◆ PROBLEM REQUIREMENTS ◆
Reproduce the records. Keep every word exact and include no images.
***** PROVIDED MATERIAL
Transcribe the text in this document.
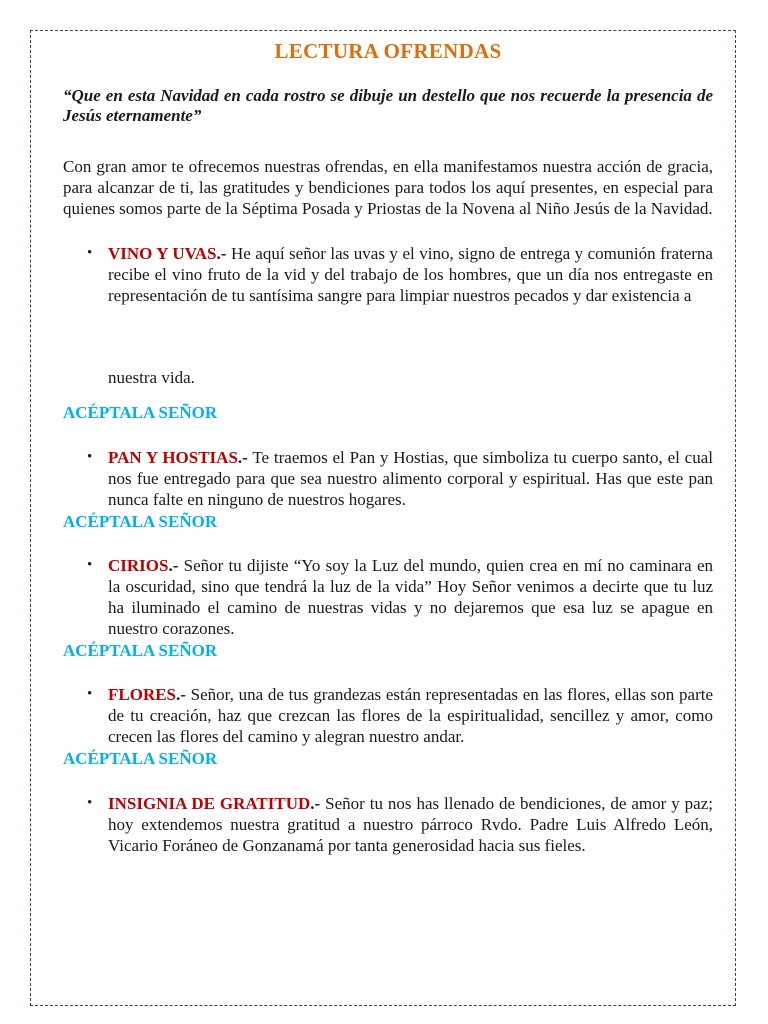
LECTURA OFRENDAS

“Que en esta Navidad en cada rostro se dibuje un destello que nos recuerde la presencia de Jesús eternamente”

Con gran amor te ofrecemos nuestras ofrendas, en ella manifestamos nuestra acción de gracia, para alcanzar de ti, las gratitudes y bendiciones para todos los aquí presentes, en especial para quienes somos parte de la Séptima Posada y Priostas de la Novena al Niño Jesús de la Navidad.

• VINO Y UVAS.- He aquí señor las uvas y el vino, signo de entrega y comunión fraterna recibe el vino fruto de la vid y del trabajo de los hombres, que un día nos entregaste en representación de tu santísima sangre para limpiar nuestros pecados y dar existencia a
nuestra vida.

ACÉPTALA SEÑOR

• PAN Y HOSTIAS.- Te traemos el Pan y Hostias, que simboliza tu cuerpo santo, el cual nos fue entregado para que sea nuestro alimento corporal y espiritual. Has que este pan nunca falte en ninguno de nuestros hogares.

ACÉPTALA SEÑOR

• CIRIOS.- Señor tu dijiste “Yo soy la Luz del mundo, quien crea en mí no caminara en la oscuridad, sino que tendrá la luz de la vida” Hoy Señor venimos a decirte que tu luz ha iluminado el camino de nuestras vidas y no dejaremos que esa luz se apague en nuestro corazones.

ACÉPTALA SEÑOR

• FLORES.- Señor, una de tus grandezas están representadas en las flores, ellas son parte de tu creación, haz que crezcan las flores de la espiritualidad, sencillez y amor, como crecen las flores del camino y alegran nuestro andar.

ACÉPTALA SEÑOR

• INSIGNIA DE GRATITUD.- Señor tu nos has llenado de bendiciones, de amor y paz; hoy extendemos nuestra gratitud a nuestro párroco Rvdo. Padre Luis Alfredo León, Vicario Foráneo de Gonzanamá por tanta generosidad hacia sus fieles.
**********
◆ ANSWER TO THIS EXERCISE ◆
Transcribe the text in this document.
LECTURA OFRENDAS

“Que en esta Navidad en cada rostro se dibuje un destello que nos recuerde la presencia de Jesús eternamente”

Con gran amor te ofrecemos nuestras ofrendas, en ella manifestamos nuestra acción de gracia, para alcanzar de ti, las gratitudes y bendiciones para todos los aquí presentes, en especial para quienes somos parte de la Séptima Posada y Priostas de la Novena al Niño Jesús de la Navidad.

• VINO Y UVAS.- He aquí señor las uvas y el vino, signo de entrega y comunión fraterna recibe el vino fruto de la vid y del trabajo de los hombres, que un día nos entregaste en representación de tu santísima sangre para limpiar nuestros pecados y dar existencia a
nuestra vida.

ACÉPTALA SEÑOR

• PAN Y HOSTIAS.- Te traemos el Pan y Hostias, que simboliza tu cuerpo santo, el cual nos fue entregado para que sea nuestro alimento corporal y espiritual. Has que este pan nunca falte en ninguno de nuestros hogares.

ACÉPTALA SEÑOR

• CIRIOS.- Señor tu dijiste “Yo soy la Luz del mundo, quien crea en mí no caminara en la oscuridad, sino que tendrá la luz de la vida” Hoy Señor venimos a decirte que tu luz ha iluminado el camino de nuestras vidas y no dejaremos que esa luz se apague en nuestro corazones.

ACÉPTALA SEÑOR

• FLORES.- Señor, una de tus grandezas están representadas en las flores, ellas son parte de tu creación, haz que crezcan las flores de la espiritualidad, sencillez y amor, como crecen las flores del camino y alegran nuestro andar.

ACÉPTALA SEÑOR

• INSIGNIA DE GRATITUD.- Señor tu nos has llenado de bendiciones, de amor y paz; hoy extendemos nuestra gratitud a nuestro párroco Rvdo. Padre Luis Alfredo León, Vicario Foráneo de Gonzanamá por tanta generosidad hacia sus fieles.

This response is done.